* Exercise prompt: Every entry below should be printed exactly, without its images.

* Material to process:
= = = = = = =

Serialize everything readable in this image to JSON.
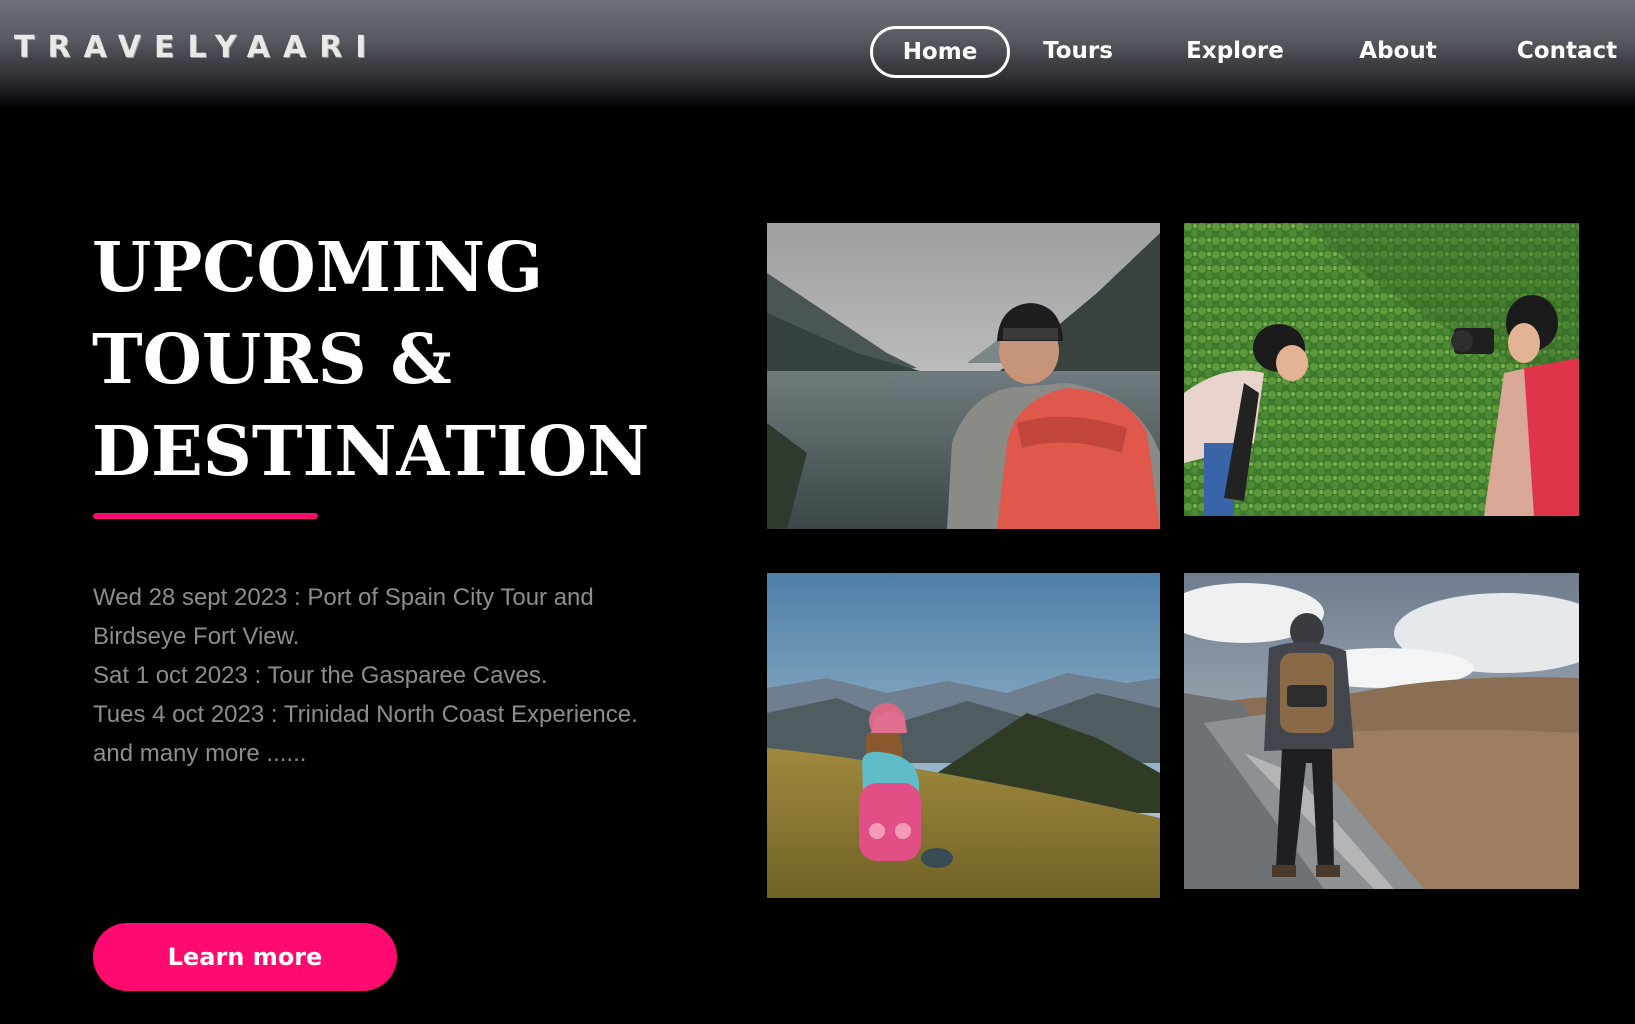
{
  "header": {
    "logo": "TRAVELYAARI",
    "nav": [
      {
        "label": "Home",
        "active": true
      },
      {
        "label": "Tours",
        "active": false
      },
      {
        "label": "Explore",
        "active": false
      },
      {
        "label": "About",
        "active": false
      },
      {
        "label": "Contact",
        "active": false
      }
    ]
  },
  "hero": {
    "title_lines": [
      "UPCOMING",
      "TOURS &",
      "DESTINATION"
    ],
    "accent_color": "#ff0a6e",
    "tours": [
      "Wed 28 sept 2023 : Port of Spain City Tour and Birdseye Fort View.",
      "Sat 1 oct 2023 : Tour the Gasparee Caves.",
      "Tues 4 oct 2023 : Trinidad North Coast Experience.",
      "and many more ......"
    ],
    "cta_label": "Learn more"
  },
  "gallery": [
    {
      "icon": "hiker-lake-photo"
    },
    {
      "icon": "photographers-ivy-wall-photo"
    },
    {
      "icon": "girl-mountains-photo"
    },
    {
      "icon": "hiker-stone-wall-photo"
    }
  ]
}
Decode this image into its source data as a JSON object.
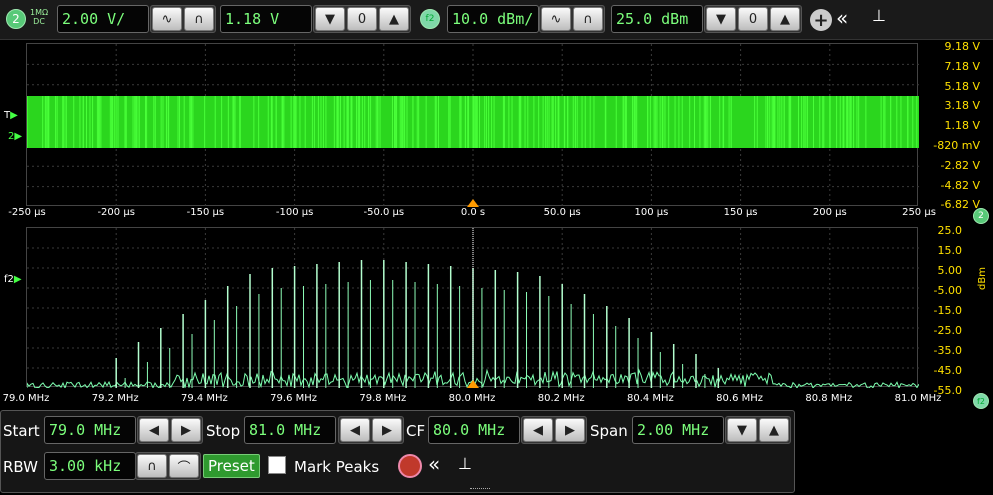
{
  "top": {
    "channel": "2",
    "coupling_top": "1MΩ",
    "coupling_bottom": "DC",
    "vscale": "2.00 V/",
    "offset": "1.18 V",
    "fn_badge": "f2",
    "dbm_scale": "10.0 dBm/",
    "ref_level": "25.0 dBm"
  },
  "time_plot": {
    "ticks_y": [
      "9.18 V",
      "7.18 V",
      "5.18 V",
      "3.18 V",
      "1.18 V",
      "-820 mV",
      "-2.82 V",
      "-4.82 V",
      "-6.82 V"
    ],
    "ticks_x": [
      "-250 µs",
      "-200 µs",
      "-150 µs",
      "-100 µs",
      "-50.0 µs",
      "0.0 s",
      "50.0 µs",
      "100 µs",
      "150 µs",
      "200 µs",
      "250 µs"
    ],
    "trigger_marker": "T",
    "ch_marker": "2",
    "ch_badge": "2"
  },
  "fft_plot": {
    "ticks_y": [
      "25.0",
      "15.0",
      "5.00",
      "-5.00",
      "-15.0",
      "-25.0",
      "-35.0",
      "-45.0",
      "-55.0"
    ],
    "ticks_x": [
      "79.0 MHz",
      "79.2 MHz",
      "79.4 MHz",
      "79.6 MHz",
      "79.8 MHz",
      "80.0 MHz",
      "80.2 MHz",
      "80.4 MHz",
      "80.6 MHz",
      "80.8 MHz",
      "81.0 MHz"
    ],
    "yunit": "dBm",
    "fn_marker": "f2",
    "fn_badge": "f2",
    "chart_data": {
      "type": "line",
      "title": "",
      "xlabel": "",
      "ylabel": "dBm",
      "xlim_mhz": [
        79.0,
        81.0
      ],
      "ylim_dbm": [
        -55,
        25
      ],
      "peaks_mhz": [
        79.55,
        79.6,
        79.65,
        79.7,
        79.75,
        79.8,
        79.85,
        79.9,
        79.95,
        80.0,
        80.05,
        80.1,
        80.15,
        80.2,
        80.25,
        80.3,
        80.35,
        80.4,
        80.45,
        79.5,
        79.45,
        79.4,
        79.35,
        79.3,
        79.25,
        79.2,
        80.5,
        80.55
      ],
      "peaks_dbm": [
        5,
        6,
        7,
        8,
        9,
        9,
        8,
        7,
        6,
        5,
        4,
        3,
        1,
        -3,
        -8,
        -14,
        -20,
        -27,
        -33,
        2,
        -4,
        -11,
        -18,
        -25,
        -32,
        -40,
        -38,
        -45
      ]
    }
  },
  "controls": {
    "start_label": "Start",
    "start_value": "79.0 MHz",
    "stop_label": "Stop",
    "stop_value": "81.0 MHz",
    "cf_label": "CF",
    "cf_value": "80.0 MHz",
    "span_label": "Span",
    "span_value": "2.00 MHz",
    "rbw_label": "RBW",
    "rbw_value": "3.00 kHz",
    "preset_label": "Preset",
    "mark_peaks_label": "Mark Peaks"
  }
}
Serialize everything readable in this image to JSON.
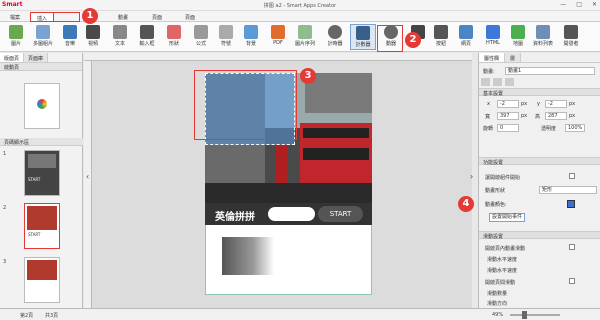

= = = = = = =

* Result of the task:
Serialize everything readable in this image to JSON.
{
  "header": {
    "logo": "TRAVELYAARI",
    "nav": [
      {
        "label": "Home",
        "active": true
      },
      {
        "label": "Tours",
        "active": false
      },
      {
        "label": "Explore",
        "active": false
      },
      {
        "label": "About",
        "active": false
      },
      {
        "label": "Contact",
        "active": false
      }
    ]
  },
  "hero": {
    "title_lines": [
      "UPCOMING",
      "TOURS &",
      "DESTINATION"
    ],
    "accent_color": "#ff0a6e",
    "tours": [
      "Wed 28 sept 2023 : Port of Spain City Tour and Birdseye Fort View.",
      "Sat 1 oct 2023 : Tour the Gasparee Caves.",
      "Tues 4 oct 2023 : Trinidad North Coast Experience.",
      "and many more ......"
    ],
    "cta_label": "Learn more"
  },
  "gallery": [
    {
      "icon": "hiker-lake-photo"
    },
    {
      "icon": "photographers-ivy-wall-photo"
    },
    {
      "icon": "girl-mountains-photo"
    },
    {
      "icon": "hiker-stone-wall-photo"
    }
  ]
}
Decode this image into its source data as a JSON object.
{
  "top": {
    "channel": "2",
    "coupling_top": "1MΩ",
    "coupling_bottom": "DC",
    "vscale": "2.00 V/",
    "offset": "1.18 V",
    "fn_badge": "f2",
    "dbm_scale": "10.0 dBm/",
    "ref_level": "25.0 dBm"
  },
  "time_plot": {
    "ticks_y": [
      "9.18 V",
      "7.18 V",
      "5.18 V",
      "3.18 V",
      "1.18 V",
      "-820 mV",
      "-2.82 V",
      "-4.82 V",
      "-6.82 V"
    ],
    "ticks_x": [
      "-250 µs",
      "-200 µs",
      "-150 µs",
      "-100 µs",
      "-50.0 µs",
      "0.0 s",
      "50.0 µs",
      "100 µs",
      "150 µs",
      "200 µs",
      "250 µs"
    ],
    "trigger_marker": "T",
    "ch_marker": "2",
    "ch_badge": "2"
  },
  "fft_plot": {
    "ticks_y": [
      "25.0",
      "15.0",
      "5.00",
      "-5.00",
      "-15.0",
      "-25.0",
      "-35.0",
      "-45.0",
      "-55.0"
    ],
    "ticks_x": [
      "79.0 MHz",
      "79.2 MHz",
      "79.4 MHz",
      "79.6 MHz",
      "79.8 MHz",
      "80.0 MHz",
      "80.2 MHz",
      "80.4 MHz",
      "80.6 MHz",
      "80.8 MHz",
      "81.0 MHz"
    ],
    "yunit": "dBm",
    "fn_marker": "f2",
    "fn_badge": "f2",
    "chart_data": {
      "type": "line",
      "title": "",
      "xlabel": "",
      "ylabel": "dBm",
      "xlim_mhz": [
        79.0,
        81.0
      ],
      "ylim_dbm": [
        -55,
        25
      ],
      "peaks_mhz": [
        79.55,
        79.6,
        79.65,
        79.7,
        79.75,
        79.8,
        79.85,
        79.9,
        79.95,
        80.0,
        80.05,
        80.1,
        80.15,
        80.2,
        80.25,
        80.3,
        80.35,
        80.4,
        80.45,
        79.5,
        79.45,
        79.4,
        79.35,
        79.3,
        79.25,
        79.2,
        80.5,
        80.55
      ],
      "peaks_dbm": [
        5,
        6,
        7,
        8,
        9,
        9,
        8,
        7,
        6,
        5,
        4,
        3,
        1,
        -3,
        -8,
        -14,
        -20,
        -27,
        -33,
        2,
        -4,
        -11,
        -18,
        -25,
        -32,
        -40,
        -38,
        -45
      ]
    }
  },
  "controls": {
    "start_label": "Start",
    "start_value": "79.0 MHz",
    "stop_label": "Stop",
    "stop_value": "81.0 MHz",
    "cf_label": "CF",
    "cf_value": "80.0 MHz",
    "span_label": "Span",
    "span_value": "2.00 MHz",
    "rbw_label": "RBW",
    "rbw_value": "3.00 kHz",
    "preset_label": "Preset",
    "mark_peaks_label": "Mark Peaks"
  }
}
Serialize everything readable in this image to JSON.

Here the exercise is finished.